[Figure collection entries]
▼▼▼
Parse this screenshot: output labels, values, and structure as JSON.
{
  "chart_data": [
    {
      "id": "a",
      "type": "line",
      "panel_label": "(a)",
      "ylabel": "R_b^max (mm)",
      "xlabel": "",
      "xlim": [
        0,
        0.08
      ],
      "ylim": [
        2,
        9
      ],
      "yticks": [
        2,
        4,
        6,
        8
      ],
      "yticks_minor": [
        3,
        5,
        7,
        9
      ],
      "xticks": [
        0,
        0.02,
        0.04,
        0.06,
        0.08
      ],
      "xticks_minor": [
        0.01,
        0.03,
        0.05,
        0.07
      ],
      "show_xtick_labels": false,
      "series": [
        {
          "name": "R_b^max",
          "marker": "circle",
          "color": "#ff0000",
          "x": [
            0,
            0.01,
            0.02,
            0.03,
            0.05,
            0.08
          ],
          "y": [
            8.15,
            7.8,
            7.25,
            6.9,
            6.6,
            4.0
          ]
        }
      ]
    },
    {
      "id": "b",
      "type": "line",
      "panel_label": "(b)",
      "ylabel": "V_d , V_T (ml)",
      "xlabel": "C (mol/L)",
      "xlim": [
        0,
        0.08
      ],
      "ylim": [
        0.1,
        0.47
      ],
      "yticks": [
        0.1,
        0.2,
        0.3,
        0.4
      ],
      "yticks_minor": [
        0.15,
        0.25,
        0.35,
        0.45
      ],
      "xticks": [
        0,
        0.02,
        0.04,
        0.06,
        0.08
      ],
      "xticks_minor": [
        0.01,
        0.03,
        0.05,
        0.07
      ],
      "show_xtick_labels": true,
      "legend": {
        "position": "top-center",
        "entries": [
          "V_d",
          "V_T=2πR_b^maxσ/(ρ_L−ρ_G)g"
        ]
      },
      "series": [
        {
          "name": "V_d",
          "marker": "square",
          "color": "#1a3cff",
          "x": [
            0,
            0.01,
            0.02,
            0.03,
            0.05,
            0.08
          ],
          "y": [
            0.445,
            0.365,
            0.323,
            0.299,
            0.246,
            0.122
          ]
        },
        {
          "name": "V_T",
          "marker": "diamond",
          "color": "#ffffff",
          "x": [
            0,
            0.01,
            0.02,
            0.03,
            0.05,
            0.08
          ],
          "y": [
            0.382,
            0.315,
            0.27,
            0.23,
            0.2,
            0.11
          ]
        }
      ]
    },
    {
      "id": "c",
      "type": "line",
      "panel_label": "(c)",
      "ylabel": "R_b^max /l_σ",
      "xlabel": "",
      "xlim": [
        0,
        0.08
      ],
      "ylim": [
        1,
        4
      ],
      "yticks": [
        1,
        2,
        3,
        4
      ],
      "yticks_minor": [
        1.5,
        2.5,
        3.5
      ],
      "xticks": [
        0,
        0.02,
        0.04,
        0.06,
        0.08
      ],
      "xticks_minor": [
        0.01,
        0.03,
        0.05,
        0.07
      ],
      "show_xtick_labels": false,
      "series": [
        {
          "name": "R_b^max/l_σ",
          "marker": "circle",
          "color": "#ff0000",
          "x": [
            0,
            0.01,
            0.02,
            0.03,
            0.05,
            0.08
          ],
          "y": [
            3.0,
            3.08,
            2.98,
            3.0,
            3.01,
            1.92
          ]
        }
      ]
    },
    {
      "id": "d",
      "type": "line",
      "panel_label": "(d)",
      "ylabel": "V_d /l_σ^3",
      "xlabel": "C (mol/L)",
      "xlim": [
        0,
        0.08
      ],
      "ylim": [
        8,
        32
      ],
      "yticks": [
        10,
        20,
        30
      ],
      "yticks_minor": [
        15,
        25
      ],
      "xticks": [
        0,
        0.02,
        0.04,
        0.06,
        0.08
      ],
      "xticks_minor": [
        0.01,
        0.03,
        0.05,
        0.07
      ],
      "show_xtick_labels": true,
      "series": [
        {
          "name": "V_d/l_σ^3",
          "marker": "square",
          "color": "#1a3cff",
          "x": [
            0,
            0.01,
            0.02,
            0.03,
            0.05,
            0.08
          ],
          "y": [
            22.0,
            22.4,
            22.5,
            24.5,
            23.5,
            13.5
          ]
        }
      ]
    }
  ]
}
▲▲▲
(Stated problem) Write out all the data again, exactly as it appears.

(Exercise answer)
Parse this screenshot: output labels, values, and structure as JSON.
{
  "chart_data": [
    {
      "id": "a",
      "type": "line",
      "panel_label": "(a)",
      "ylabel": "R_b^max (mm)",
      "xlabel": "",
      "xlim": [
        0,
        0.08
      ],
      "ylim": [
        2,
        9
      ],
      "yticks": [
        2,
        4,
        6,
        8
      ],
      "yticks_minor": [
        3,
        5,
        7,
        9
      ],
      "xticks": [
        0,
        0.02,
        0.04,
        0.06,
        0.08
      ],
      "xticks_minor": [
        0.01,
        0.03,
        0.05,
        0.07
      ],
      "show_xtick_labels": false,
      "series": [
        {
          "name": "R_b^max",
          "marker": "circle",
          "color": "#ff0000",
          "x": [
            0,
            0.01,
            0.02,
            0.03,
            0.05,
            0.08
          ],
          "y": [
            8.15,
            7.8,
            7.25,
            6.9,
            6.6,
            4.0
          ]
        }
      ]
    },
    {
      "id": "b",
      "type": "line",
      "panel_label": "(b)",
      "ylabel": "V_d , V_T (ml)",
      "xlabel": "C (mol/L)",
      "xlim": [
        0,
        0.08
      ],
      "ylim": [
        0.1,
        0.47
      ],
      "yticks": [
        0.1,
        0.2,
        0.3,
        0.4
      ],
      "yticks_minor": [
        0.15,
        0.25,
        0.35,
        0.45
      ],
      "xticks": [
        0,
        0.02,
        0.04,
        0.06,
        0.08
      ],
      "xticks_minor": [
        0.01,
        0.03,
        0.05,
        0.07
      ],
      "show_xtick_labels": true,
      "legend": {
        "position": "top-center",
        "entries": [
          "V_d",
          "V_T=2πR_b^maxσ/(ρ_L−ρ_G)g"
        ]
      },
      "series": [
        {
          "name": "V_d",
          "marker": "square",
          "color": "#1a3cff",
          "x": [
            0,
            0.01,
            0.02,
            0.03,
            0.05,
            0.08
          ],
          "y": [
            0.445,
            0.365,
            0.323,
            0.299,
            0.246,
            0.122
          ]
        },
        {
          "name": "V_T",
          "marker": "diamond",
          "color": "#ffffff",
          "x": [
            0,
            0.01,
            0.02,
            0.03,
            0.05,
            0.08
          ],
          "y": [
            0.382,
            0.315,
            0.27,
            0.23,
            0.2,
            0.11
          ]
        }
      ]
    },
    {
      "id": "c",
      "type": "line",
      "panel_label": "(c)",
      "ylabel": "R_b^max /l_σ",
      "xlabel": "",
      "xlim": [
        0,
        0.08
      ],
      "ylim": [
        1,
        4
      ],
      "yticks": [
        1,
        2,
        3,
        4
      ],
      "yticks_minor": [
        1.5,
        2.5,
        3.5
      ],
      "xticks": [
        0,
        0.02,
        0.04,
        0.06,
        0.08
      ],
      "xticks_minor": [
        0.01,
        0.03,
        0.05,
        0.07
      ],
      "show_xtick_labels": false,
      "series": [
        {
          "name": "R_b^max/l_σ",
          "marker": "circle",
          "color": "#ff0000",
          "x": [
            0,
            0.01,
            0.02,
            0.03,
            0.05,
            0.08
          ],
          "y": [
            3.0,
            3.08,
            2.98,
            3.0,
            3.01,
            1.92
          ]
        }
      ]
    },
    {
      "id": "d",
      "type": "line",
      "panel_label": "(d)",
      "ylabel": "V_d /l_σ^3",
      "xlabel": "C (mol/L)",
      "xlim": [
        0,
        0.08
      ],
      "ylim": [
        8,
        32
      ],
      "yticks": [
        10,
        20,
        30
      ],
      "yticks_minor": [
        15,
        25
      ],
      "xticks": [
        0,
        0.02,
        0.04,
        0.06,
        0.08
      ],
      "xticks_minor": [
        0.01,
        0.03,
        0.05,
        0.07
      ],
      "show_xtick_labels": true,
      "series": [
        {
          "name": "V_d/l_σ^3",
          "marker": "square",
          "color": "#1a3cff",
          "x": [
            0,
            0.01,
            0.02,
            0.03,
            0.05,
            0.08
          ],
          "y": [
            22.0,
            22.4,
            22.5,
            24.5,
            23.5,
            13.5
          ]
        }
      ]
    }
  ]
}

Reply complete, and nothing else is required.